Begin Data entries
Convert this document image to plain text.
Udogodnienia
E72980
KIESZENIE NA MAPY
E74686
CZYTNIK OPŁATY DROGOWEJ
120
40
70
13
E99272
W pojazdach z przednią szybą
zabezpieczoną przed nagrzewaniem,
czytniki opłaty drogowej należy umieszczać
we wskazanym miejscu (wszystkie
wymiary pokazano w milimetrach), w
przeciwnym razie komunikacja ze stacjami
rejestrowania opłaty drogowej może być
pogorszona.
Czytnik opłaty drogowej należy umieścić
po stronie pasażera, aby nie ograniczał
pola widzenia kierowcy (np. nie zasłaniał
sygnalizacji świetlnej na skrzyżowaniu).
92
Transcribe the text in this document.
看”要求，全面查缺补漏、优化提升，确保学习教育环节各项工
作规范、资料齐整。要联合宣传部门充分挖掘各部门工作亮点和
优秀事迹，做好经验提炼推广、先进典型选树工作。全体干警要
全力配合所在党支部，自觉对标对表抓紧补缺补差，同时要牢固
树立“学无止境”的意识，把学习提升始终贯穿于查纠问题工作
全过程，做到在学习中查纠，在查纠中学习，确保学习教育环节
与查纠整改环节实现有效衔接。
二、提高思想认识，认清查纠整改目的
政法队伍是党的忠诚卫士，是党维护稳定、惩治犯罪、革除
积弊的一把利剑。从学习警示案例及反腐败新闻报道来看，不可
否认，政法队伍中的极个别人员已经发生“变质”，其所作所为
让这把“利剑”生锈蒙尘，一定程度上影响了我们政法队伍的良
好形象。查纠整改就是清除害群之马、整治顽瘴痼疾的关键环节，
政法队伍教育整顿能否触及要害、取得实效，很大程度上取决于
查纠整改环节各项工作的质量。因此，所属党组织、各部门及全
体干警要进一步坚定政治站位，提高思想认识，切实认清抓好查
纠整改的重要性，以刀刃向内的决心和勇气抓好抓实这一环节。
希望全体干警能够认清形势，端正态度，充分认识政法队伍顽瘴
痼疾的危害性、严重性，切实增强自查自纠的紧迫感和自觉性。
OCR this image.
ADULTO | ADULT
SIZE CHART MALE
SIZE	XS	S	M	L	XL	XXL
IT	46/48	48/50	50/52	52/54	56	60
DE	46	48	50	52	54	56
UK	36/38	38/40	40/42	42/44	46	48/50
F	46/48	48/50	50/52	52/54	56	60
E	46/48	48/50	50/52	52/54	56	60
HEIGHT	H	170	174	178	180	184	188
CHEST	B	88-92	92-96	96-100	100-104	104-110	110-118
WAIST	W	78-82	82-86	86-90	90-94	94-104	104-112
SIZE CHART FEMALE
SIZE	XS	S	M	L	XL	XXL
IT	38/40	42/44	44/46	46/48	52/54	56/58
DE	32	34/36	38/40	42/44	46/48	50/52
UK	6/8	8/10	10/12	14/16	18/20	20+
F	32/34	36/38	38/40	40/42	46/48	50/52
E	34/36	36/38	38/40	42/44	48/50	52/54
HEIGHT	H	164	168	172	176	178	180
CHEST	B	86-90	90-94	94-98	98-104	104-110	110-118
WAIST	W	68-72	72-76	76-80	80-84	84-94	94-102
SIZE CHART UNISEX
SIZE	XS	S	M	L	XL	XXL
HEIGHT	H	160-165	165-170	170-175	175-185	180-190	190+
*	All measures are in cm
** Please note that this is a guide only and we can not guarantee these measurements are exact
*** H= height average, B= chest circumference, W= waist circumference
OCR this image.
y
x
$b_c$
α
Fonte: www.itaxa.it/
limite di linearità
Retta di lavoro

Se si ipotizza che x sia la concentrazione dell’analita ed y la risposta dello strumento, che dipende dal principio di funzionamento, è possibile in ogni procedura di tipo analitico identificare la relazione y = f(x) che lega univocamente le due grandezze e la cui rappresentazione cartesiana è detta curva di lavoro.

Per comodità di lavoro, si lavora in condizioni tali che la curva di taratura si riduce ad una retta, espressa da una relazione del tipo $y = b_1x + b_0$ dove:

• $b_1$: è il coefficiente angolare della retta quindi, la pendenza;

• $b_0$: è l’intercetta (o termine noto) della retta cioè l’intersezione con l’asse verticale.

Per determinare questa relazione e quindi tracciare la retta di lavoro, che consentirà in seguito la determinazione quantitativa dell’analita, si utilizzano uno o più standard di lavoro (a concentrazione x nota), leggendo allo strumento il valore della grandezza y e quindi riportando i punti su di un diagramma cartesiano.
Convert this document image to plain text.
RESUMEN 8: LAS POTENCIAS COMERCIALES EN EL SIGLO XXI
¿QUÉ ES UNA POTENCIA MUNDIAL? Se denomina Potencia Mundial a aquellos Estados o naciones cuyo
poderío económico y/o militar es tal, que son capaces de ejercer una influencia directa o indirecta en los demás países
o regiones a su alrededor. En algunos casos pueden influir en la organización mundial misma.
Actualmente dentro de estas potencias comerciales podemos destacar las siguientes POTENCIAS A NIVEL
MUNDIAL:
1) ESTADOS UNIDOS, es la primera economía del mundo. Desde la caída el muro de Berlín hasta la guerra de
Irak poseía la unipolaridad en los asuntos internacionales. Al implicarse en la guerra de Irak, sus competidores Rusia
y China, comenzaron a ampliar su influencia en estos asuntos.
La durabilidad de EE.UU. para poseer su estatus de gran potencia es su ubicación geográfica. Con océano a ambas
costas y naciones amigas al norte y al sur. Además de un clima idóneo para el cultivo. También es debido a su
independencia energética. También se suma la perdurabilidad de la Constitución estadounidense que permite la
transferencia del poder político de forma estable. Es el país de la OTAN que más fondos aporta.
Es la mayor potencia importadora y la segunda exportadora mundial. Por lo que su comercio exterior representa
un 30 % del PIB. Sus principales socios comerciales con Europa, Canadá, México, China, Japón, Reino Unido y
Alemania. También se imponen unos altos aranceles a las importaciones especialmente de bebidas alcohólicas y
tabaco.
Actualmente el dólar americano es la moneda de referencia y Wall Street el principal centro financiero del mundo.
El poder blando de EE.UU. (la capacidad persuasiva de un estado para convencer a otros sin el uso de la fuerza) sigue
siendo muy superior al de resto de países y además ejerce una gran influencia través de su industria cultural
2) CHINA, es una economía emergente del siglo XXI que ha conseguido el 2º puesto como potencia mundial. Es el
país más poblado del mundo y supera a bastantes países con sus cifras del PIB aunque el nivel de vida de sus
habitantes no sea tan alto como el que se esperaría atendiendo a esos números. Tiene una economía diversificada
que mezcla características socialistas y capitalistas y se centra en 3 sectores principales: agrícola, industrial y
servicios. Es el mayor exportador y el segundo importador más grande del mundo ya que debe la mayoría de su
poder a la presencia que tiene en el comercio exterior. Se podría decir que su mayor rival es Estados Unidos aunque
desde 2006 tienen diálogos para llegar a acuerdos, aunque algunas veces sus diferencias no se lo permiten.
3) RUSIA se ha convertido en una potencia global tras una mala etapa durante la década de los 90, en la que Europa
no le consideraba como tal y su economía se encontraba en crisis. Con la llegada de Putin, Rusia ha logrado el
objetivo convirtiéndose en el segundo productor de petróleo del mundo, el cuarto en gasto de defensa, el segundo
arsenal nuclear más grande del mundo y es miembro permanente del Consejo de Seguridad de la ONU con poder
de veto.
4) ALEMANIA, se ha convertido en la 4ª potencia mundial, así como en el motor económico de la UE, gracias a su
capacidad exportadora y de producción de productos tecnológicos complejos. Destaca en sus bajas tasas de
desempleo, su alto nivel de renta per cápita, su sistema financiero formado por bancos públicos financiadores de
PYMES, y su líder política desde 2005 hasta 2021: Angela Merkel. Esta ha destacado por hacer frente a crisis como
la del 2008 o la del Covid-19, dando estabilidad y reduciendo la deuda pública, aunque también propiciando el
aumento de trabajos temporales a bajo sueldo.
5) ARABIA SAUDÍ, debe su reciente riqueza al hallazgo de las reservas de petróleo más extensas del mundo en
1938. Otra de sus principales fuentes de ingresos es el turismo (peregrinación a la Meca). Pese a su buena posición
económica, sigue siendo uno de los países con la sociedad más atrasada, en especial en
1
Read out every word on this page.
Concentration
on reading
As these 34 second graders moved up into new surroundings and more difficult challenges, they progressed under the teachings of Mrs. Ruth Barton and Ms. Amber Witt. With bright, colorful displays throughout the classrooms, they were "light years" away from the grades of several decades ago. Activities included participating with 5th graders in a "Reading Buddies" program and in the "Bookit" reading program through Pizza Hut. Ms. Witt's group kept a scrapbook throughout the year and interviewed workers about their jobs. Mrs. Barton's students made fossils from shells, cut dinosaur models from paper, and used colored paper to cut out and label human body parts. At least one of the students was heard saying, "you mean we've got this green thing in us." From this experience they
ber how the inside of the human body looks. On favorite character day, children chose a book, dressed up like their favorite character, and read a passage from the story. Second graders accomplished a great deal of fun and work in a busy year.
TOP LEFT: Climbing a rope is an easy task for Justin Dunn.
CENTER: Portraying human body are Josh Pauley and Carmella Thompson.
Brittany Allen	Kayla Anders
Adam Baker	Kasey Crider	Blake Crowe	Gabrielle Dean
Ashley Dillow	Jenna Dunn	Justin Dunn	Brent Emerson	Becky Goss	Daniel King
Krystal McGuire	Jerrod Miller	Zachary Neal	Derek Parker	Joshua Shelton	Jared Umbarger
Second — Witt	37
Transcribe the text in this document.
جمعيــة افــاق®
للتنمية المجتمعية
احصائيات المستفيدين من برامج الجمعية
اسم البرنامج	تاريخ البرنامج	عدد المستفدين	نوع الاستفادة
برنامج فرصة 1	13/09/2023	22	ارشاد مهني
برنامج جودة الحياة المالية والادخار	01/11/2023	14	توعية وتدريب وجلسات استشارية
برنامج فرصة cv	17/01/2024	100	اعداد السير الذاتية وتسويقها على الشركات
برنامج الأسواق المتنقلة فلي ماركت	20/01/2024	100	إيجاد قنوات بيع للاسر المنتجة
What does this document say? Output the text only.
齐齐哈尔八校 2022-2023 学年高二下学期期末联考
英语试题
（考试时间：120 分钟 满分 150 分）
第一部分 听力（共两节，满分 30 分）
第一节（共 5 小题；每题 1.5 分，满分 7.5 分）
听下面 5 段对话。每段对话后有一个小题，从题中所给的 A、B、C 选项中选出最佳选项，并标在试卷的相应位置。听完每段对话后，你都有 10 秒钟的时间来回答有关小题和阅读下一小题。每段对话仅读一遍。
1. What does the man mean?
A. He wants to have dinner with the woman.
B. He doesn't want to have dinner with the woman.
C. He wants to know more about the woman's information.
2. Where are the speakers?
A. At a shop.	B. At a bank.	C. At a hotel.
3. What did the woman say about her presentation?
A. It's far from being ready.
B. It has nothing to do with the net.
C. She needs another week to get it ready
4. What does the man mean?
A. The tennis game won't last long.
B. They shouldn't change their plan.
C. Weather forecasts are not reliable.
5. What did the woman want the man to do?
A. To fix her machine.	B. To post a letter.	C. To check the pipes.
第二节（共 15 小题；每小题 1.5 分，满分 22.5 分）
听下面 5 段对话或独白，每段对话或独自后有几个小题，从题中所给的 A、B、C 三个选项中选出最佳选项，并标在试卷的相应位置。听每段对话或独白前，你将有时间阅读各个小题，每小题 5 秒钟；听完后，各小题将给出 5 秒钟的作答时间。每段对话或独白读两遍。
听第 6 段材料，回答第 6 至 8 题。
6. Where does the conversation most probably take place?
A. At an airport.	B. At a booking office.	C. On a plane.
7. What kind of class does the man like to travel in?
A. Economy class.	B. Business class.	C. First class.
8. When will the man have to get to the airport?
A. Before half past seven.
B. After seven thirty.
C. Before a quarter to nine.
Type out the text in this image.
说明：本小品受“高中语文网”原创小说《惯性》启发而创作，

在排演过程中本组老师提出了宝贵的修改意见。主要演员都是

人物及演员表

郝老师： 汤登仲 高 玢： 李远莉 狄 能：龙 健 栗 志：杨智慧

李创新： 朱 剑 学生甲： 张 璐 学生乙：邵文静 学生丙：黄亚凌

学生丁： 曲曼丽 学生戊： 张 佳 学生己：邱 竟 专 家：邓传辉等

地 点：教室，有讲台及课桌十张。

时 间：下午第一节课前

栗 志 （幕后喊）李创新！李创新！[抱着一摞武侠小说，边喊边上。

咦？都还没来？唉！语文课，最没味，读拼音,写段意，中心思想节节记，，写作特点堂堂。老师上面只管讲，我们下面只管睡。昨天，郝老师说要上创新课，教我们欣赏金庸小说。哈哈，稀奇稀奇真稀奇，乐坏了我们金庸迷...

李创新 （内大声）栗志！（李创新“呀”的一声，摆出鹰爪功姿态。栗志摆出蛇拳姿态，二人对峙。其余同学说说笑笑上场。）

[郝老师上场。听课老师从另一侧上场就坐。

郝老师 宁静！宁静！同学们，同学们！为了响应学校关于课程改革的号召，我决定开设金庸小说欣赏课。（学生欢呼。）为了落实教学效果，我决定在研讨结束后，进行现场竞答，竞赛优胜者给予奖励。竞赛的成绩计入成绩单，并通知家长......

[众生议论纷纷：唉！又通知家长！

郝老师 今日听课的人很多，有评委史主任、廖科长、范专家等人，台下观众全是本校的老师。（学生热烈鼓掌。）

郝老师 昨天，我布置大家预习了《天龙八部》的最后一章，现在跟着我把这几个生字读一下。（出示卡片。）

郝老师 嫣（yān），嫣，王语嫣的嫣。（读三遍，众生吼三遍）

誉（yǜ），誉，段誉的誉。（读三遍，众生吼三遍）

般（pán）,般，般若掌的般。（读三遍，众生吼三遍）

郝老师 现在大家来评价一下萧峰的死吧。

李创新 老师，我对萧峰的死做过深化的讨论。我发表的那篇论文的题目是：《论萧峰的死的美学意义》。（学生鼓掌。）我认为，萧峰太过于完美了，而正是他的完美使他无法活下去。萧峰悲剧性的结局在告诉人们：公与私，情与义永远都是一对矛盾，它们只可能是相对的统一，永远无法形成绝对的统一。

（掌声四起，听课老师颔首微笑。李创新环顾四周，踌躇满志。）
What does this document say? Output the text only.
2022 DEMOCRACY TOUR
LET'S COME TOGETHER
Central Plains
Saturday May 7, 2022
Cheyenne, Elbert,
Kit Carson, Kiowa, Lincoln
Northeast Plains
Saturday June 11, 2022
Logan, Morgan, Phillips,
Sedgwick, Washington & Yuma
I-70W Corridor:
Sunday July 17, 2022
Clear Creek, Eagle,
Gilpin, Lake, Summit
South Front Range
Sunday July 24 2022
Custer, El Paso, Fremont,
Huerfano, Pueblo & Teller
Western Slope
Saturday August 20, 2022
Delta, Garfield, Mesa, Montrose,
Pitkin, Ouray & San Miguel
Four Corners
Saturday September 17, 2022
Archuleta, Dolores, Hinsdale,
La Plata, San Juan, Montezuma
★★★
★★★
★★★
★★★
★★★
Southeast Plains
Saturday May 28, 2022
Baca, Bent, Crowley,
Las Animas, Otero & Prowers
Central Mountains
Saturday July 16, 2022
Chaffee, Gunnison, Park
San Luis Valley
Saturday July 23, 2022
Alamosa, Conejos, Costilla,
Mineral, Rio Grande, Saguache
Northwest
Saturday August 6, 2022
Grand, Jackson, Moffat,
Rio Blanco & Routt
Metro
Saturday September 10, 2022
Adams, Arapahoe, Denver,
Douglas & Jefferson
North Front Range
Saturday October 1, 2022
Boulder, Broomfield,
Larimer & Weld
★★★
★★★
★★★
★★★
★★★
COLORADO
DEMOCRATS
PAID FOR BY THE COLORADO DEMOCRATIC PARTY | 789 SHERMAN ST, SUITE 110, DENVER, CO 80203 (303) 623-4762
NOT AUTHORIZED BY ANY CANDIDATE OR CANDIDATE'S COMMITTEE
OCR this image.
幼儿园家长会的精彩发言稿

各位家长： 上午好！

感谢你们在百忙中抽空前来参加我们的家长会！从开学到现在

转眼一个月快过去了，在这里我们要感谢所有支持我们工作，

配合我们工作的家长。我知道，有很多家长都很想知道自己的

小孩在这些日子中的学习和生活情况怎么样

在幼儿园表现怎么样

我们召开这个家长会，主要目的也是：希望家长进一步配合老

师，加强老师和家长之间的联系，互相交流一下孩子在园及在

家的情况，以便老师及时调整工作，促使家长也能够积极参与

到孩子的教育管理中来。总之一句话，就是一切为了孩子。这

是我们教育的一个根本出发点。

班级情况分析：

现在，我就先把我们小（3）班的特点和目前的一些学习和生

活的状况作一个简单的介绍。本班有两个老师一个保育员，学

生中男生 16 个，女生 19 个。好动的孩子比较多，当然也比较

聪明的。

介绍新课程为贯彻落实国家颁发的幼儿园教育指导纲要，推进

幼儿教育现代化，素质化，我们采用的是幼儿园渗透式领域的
End Data entries
• _Your instructions_: List each line holding the string "crisis".

• _Response_:
no le consideraba como tal y su economía se encontraba en crisis. Con la llegada de Putin, Rusia ha logrado el
PYMES, y su líder política desde 2005 hasta 2021: Angela Merkel. Esta ha destacado por hacer frente a crisis como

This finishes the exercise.